TASK INSTRUCTIONS:
State the number of lines in these records that include the word "القيادة", and add nothing to it.

<<<<

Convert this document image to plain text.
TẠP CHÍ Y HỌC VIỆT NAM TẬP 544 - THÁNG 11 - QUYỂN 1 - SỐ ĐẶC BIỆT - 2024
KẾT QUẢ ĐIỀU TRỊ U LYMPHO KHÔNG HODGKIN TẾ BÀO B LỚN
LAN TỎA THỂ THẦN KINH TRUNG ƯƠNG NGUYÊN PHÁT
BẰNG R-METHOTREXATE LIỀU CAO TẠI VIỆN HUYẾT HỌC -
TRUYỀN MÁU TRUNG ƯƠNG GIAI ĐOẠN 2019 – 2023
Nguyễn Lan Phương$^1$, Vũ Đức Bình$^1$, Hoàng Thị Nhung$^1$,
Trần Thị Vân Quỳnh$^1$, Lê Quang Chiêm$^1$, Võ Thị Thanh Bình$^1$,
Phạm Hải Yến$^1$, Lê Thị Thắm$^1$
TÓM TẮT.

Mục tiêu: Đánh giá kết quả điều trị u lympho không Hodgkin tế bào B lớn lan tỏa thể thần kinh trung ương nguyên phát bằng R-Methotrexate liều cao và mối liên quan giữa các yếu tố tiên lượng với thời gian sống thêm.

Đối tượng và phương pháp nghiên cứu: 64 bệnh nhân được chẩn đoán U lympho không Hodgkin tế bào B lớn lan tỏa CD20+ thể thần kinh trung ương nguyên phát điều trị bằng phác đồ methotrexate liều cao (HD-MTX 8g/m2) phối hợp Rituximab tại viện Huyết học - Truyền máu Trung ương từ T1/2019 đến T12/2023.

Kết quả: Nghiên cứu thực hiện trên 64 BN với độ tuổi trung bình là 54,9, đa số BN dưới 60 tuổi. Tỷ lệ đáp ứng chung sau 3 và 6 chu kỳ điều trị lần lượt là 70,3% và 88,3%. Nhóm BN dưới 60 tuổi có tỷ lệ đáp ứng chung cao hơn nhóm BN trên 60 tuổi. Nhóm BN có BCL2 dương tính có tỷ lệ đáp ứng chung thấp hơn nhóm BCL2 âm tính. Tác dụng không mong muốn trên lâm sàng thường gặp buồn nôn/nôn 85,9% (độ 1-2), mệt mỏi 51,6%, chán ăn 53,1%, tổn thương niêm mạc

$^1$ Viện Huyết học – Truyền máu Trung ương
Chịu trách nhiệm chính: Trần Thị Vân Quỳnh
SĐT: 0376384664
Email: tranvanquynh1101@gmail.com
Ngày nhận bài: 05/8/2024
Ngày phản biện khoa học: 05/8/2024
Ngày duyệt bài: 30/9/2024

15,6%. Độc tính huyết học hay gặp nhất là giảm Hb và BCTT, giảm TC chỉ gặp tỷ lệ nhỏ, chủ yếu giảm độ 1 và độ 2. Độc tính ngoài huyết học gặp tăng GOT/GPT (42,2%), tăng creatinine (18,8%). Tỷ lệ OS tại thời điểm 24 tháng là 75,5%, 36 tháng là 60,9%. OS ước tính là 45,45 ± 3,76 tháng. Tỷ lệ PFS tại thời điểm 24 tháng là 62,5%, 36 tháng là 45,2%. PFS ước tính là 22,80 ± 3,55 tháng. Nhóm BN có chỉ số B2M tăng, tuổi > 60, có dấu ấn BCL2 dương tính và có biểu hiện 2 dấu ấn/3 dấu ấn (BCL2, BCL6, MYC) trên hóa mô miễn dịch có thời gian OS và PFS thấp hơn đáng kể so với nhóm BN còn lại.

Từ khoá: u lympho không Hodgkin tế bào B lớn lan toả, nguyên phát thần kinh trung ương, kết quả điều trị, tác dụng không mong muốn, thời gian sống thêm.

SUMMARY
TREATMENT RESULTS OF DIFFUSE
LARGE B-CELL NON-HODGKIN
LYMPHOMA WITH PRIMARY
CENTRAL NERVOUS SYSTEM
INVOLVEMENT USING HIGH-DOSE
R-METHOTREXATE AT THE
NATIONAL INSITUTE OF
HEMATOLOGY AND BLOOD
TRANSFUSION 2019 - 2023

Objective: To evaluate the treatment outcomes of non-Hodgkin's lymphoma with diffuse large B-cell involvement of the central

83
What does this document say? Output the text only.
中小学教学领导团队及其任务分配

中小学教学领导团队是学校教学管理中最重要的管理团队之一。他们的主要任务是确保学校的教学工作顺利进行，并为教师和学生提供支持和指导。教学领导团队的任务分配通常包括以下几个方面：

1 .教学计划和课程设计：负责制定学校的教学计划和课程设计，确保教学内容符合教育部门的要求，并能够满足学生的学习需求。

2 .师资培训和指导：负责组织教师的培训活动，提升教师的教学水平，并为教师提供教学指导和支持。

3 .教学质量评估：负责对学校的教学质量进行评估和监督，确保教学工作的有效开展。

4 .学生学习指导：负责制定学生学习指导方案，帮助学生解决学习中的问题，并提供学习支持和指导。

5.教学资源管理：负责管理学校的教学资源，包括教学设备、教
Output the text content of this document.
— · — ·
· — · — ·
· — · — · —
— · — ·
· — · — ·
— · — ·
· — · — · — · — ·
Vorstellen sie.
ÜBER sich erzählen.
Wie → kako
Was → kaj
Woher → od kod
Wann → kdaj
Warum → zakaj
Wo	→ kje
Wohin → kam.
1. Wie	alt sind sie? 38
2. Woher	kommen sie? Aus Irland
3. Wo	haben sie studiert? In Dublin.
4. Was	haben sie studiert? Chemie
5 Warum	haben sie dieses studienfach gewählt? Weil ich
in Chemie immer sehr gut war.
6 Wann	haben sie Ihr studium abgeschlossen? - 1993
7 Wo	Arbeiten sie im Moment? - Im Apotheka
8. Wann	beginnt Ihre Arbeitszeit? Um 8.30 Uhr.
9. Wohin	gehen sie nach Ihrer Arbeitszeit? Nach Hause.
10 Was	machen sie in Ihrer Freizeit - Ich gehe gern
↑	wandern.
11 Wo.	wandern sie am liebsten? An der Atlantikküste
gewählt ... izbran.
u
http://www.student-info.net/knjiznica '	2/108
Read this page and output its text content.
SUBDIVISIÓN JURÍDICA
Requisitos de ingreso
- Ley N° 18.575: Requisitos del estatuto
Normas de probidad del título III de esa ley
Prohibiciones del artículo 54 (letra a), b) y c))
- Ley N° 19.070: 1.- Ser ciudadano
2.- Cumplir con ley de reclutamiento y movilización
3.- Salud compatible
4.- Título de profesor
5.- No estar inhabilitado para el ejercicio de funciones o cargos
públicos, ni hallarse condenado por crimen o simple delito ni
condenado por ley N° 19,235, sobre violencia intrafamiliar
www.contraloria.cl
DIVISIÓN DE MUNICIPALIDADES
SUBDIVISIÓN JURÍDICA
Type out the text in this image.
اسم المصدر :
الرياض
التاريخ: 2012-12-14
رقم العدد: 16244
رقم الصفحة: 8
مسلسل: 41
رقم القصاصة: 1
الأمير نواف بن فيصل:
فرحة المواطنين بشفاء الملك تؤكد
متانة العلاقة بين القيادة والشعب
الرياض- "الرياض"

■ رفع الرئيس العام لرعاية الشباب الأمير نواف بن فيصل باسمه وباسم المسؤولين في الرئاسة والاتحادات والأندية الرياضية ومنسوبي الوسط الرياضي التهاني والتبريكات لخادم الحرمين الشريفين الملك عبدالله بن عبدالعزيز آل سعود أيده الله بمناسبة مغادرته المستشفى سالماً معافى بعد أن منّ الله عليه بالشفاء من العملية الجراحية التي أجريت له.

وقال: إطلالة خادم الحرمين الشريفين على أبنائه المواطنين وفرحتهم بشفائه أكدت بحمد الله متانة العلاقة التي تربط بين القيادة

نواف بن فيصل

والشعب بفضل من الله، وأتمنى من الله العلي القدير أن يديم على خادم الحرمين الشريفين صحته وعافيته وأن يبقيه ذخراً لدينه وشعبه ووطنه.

>>>>

RESPONSE BELOW:
2